Identify all lines in the listing that include the word "text", and copy them out.

_EXERCISE DATA:_
=-=-=

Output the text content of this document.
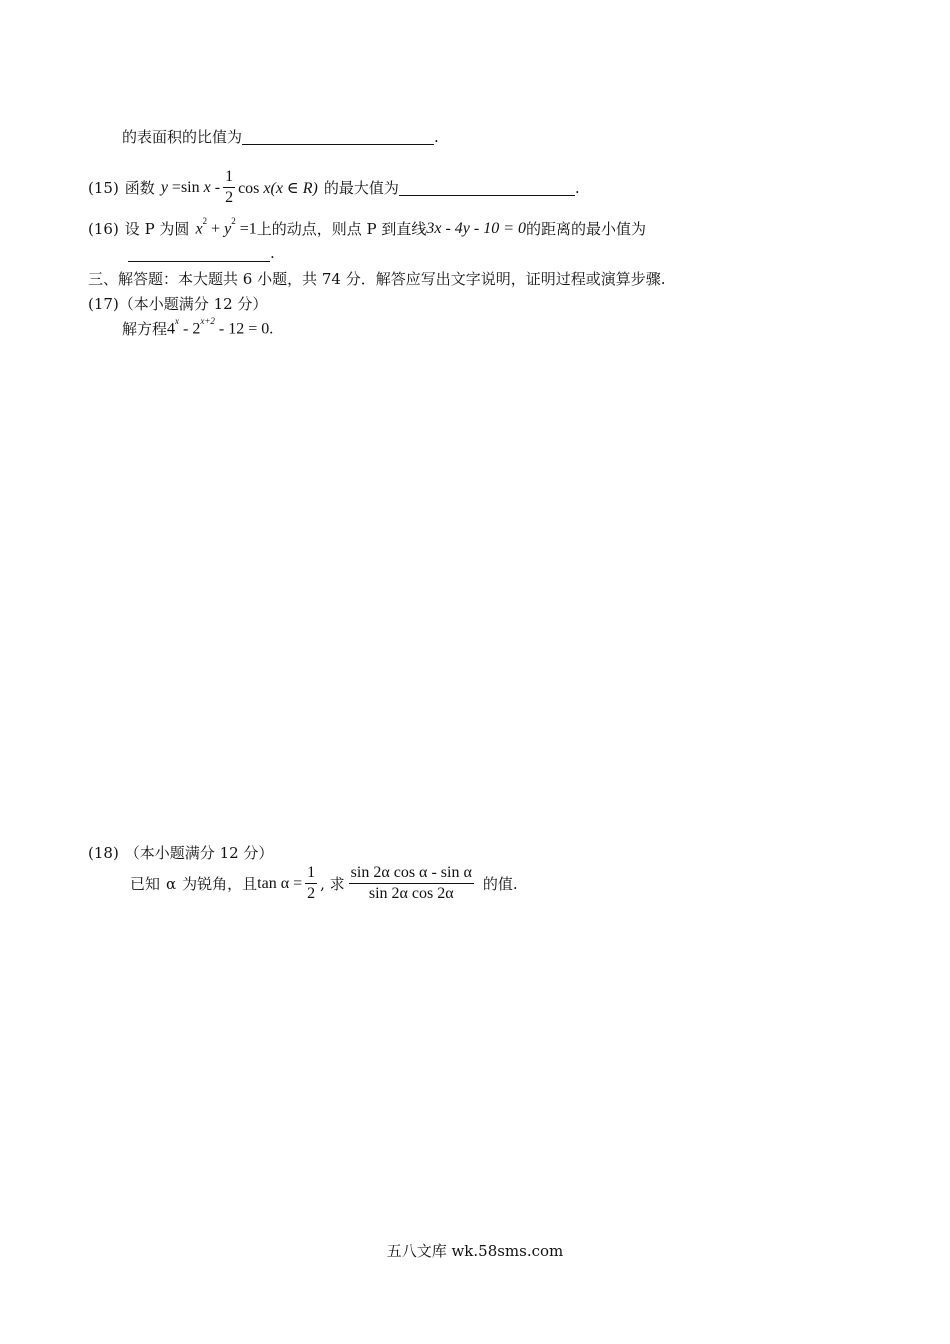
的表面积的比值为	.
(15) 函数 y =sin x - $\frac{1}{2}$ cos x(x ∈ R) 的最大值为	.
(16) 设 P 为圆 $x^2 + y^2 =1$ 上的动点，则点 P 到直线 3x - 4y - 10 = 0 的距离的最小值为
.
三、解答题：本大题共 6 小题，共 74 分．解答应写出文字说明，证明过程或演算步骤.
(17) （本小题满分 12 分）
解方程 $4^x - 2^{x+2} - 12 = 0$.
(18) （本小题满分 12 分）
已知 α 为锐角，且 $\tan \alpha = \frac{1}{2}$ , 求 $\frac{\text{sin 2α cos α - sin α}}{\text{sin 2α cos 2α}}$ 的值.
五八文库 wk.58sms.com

=-=-=

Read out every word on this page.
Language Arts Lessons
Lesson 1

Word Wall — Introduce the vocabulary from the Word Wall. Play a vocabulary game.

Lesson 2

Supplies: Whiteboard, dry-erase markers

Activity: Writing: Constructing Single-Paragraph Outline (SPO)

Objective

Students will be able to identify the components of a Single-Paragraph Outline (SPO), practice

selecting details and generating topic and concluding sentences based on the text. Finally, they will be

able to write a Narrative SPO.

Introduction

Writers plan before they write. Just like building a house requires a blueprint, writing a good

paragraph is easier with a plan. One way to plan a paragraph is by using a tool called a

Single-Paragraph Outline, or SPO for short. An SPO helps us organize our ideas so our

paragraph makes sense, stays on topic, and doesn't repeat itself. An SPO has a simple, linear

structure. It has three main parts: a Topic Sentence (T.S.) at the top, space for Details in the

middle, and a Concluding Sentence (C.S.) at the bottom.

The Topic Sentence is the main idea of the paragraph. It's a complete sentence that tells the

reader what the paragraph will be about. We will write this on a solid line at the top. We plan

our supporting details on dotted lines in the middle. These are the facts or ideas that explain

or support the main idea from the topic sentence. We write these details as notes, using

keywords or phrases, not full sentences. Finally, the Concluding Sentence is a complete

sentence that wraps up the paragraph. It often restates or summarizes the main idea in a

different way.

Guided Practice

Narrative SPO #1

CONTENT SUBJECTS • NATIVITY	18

=-=-=

_TASK RESULT:_
Output the text content of this document.
已知 α 为锐角，且 $\tan \alpha = \frac{1}{2}$ , 求 $\frac{\text{sin 2α cos α - sin α}}{\text{sin 2α cos 2α}}$ 的值.
selecting details and generating topic and concluding sentences based on the text. Finally, they will be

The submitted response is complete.